Exercise instructions => Return the stretch of entries from the start through the line that contains "y-tick-label: 0 <box>96 367 105 386</box>", reproducing each line exactly.
★ ★ ★ ★ ★ ★ ★
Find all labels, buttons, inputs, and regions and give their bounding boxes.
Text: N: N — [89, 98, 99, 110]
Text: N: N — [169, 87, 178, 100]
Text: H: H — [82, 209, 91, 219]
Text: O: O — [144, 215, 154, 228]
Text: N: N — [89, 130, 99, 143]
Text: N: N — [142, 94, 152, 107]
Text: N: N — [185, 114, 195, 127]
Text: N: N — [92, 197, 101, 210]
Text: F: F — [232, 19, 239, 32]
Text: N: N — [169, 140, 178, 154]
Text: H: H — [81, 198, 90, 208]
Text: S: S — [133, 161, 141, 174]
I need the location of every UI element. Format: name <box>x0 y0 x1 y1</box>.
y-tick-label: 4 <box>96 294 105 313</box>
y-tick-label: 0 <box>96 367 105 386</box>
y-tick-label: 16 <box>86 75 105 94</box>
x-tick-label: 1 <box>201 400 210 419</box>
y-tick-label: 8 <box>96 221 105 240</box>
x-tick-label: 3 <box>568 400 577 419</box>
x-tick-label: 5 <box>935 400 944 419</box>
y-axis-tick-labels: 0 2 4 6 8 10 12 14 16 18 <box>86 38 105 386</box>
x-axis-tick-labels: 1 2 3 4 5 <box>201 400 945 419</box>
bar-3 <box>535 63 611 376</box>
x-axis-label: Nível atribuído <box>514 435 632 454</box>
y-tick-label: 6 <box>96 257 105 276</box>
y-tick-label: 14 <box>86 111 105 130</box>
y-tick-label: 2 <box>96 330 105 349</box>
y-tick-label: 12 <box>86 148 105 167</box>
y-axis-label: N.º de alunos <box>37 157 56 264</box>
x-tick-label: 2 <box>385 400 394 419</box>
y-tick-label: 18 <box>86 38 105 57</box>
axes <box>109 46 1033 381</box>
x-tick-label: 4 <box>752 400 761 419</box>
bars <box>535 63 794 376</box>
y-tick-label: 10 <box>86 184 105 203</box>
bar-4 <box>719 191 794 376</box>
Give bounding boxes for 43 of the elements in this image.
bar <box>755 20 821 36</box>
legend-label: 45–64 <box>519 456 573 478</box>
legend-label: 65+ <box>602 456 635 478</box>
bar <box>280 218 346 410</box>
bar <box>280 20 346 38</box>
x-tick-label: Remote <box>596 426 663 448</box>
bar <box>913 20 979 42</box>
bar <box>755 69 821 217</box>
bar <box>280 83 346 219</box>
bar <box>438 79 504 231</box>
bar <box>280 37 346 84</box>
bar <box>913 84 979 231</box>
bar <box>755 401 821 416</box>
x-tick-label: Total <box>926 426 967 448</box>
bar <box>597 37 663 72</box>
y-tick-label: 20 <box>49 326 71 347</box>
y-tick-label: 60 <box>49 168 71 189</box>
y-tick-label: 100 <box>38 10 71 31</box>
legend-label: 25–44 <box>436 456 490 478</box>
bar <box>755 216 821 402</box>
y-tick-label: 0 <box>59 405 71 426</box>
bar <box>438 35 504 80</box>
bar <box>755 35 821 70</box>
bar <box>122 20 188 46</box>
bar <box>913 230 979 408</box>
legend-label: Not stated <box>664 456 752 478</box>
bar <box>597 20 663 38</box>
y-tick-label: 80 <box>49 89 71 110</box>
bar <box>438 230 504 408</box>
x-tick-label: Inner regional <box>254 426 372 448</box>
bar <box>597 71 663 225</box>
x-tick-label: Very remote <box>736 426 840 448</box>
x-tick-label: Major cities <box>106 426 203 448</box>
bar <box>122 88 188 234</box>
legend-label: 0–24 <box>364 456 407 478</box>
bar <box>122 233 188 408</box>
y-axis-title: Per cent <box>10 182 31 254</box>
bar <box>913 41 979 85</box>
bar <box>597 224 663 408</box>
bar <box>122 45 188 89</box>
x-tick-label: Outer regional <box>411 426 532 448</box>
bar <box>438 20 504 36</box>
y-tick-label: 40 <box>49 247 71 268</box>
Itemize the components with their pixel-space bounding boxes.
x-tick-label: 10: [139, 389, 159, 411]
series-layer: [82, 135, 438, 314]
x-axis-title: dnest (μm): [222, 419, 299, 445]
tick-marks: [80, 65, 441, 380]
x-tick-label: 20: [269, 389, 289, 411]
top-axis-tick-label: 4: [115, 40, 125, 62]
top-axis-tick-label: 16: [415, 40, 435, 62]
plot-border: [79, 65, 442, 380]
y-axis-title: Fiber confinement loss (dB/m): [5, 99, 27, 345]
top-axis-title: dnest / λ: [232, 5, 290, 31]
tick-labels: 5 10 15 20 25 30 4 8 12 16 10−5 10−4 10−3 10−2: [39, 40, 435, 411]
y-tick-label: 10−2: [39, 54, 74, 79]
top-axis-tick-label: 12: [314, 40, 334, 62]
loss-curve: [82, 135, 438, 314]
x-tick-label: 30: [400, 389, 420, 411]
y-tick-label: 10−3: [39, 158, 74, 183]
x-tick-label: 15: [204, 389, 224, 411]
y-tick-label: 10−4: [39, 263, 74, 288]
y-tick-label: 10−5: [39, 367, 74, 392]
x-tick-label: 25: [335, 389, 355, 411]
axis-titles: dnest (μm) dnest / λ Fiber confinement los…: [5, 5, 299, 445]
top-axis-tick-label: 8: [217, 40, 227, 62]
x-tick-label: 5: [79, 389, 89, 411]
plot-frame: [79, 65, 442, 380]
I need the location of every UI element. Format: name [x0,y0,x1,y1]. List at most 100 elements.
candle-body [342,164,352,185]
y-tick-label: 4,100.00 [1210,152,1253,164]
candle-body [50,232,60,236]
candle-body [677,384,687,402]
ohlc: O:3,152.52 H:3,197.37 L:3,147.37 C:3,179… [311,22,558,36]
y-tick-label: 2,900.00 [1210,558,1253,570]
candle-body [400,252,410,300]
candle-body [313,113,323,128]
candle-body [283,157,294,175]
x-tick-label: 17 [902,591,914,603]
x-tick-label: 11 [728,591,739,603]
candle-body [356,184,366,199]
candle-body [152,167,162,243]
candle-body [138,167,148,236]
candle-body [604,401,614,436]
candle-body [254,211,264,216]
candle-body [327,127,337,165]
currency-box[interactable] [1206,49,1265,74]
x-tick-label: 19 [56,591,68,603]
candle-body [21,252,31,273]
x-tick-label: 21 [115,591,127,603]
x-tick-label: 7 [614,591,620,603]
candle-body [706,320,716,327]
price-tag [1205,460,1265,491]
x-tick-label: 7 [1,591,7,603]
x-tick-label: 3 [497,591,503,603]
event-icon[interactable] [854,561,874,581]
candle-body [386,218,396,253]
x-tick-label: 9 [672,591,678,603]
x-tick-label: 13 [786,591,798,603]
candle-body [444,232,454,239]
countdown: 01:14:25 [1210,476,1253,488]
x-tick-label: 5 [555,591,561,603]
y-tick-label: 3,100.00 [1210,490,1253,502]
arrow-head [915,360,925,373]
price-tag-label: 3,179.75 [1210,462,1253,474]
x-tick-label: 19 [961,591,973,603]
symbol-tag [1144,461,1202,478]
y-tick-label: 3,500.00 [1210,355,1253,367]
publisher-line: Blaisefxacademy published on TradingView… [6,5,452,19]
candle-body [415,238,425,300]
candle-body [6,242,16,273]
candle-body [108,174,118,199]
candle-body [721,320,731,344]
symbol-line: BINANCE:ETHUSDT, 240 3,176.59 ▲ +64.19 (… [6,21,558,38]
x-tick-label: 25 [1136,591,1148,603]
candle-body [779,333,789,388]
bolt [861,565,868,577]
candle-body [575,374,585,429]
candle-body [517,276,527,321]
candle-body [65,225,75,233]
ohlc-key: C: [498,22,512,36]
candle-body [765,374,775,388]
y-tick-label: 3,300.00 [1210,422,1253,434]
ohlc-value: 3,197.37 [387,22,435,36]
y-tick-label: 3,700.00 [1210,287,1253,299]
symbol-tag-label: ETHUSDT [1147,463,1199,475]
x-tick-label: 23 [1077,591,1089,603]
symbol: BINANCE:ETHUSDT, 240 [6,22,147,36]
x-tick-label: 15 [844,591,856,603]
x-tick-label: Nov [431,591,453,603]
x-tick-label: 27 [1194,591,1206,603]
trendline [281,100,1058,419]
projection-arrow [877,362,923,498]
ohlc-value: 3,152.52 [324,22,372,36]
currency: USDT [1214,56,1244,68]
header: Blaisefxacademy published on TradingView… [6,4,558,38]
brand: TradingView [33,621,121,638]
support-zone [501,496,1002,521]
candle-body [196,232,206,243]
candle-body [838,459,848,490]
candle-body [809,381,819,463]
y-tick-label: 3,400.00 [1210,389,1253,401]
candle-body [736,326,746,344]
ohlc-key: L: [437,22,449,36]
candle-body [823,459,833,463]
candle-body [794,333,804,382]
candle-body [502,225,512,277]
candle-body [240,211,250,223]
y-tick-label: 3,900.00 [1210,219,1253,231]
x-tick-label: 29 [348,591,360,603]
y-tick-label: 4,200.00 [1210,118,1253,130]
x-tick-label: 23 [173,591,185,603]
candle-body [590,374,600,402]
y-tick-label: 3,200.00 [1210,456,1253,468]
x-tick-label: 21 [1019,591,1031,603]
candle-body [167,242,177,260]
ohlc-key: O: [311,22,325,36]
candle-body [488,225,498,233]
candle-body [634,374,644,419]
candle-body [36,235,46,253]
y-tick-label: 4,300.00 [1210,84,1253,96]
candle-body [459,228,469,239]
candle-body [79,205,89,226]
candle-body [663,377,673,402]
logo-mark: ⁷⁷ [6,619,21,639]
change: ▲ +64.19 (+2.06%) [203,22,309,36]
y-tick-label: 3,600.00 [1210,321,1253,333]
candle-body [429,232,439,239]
★ ★ ★ ★ ★ ★ ★
Solution for this exercise =>
Find all labels, buttons, inputs, and regions and give their bounding boxes.
Text: N: N — [89, 98, 99, 110]
Text: N: N — [169, 87, 178, 100]
Text: H: H — [82, 209, 91, 219]
Text: O: O — [144, 215, 154, 228]
Text: N: N — [89, 130, 99, 143]
Text: N: N — [142, 94, 152, 107]
Text: N: N — [185, 114, 195, 127]
Text: N: N — [92, 197, 101, 210]
Text: F: F — [232, 19, 239, 32]
Text: N: N — [169, 140, 178, 154]
Text: H: H — [81, 198, 90, 208]
Text: S: S — [133, 161, 141, 174]
I need the location of every UI element. Format: name <box>x0 y0 x1 y1</box>.
y-tick-label: 4 <box>96 294 105 313</box>
y-tick-label: 0 <box>96 367 105 386</box>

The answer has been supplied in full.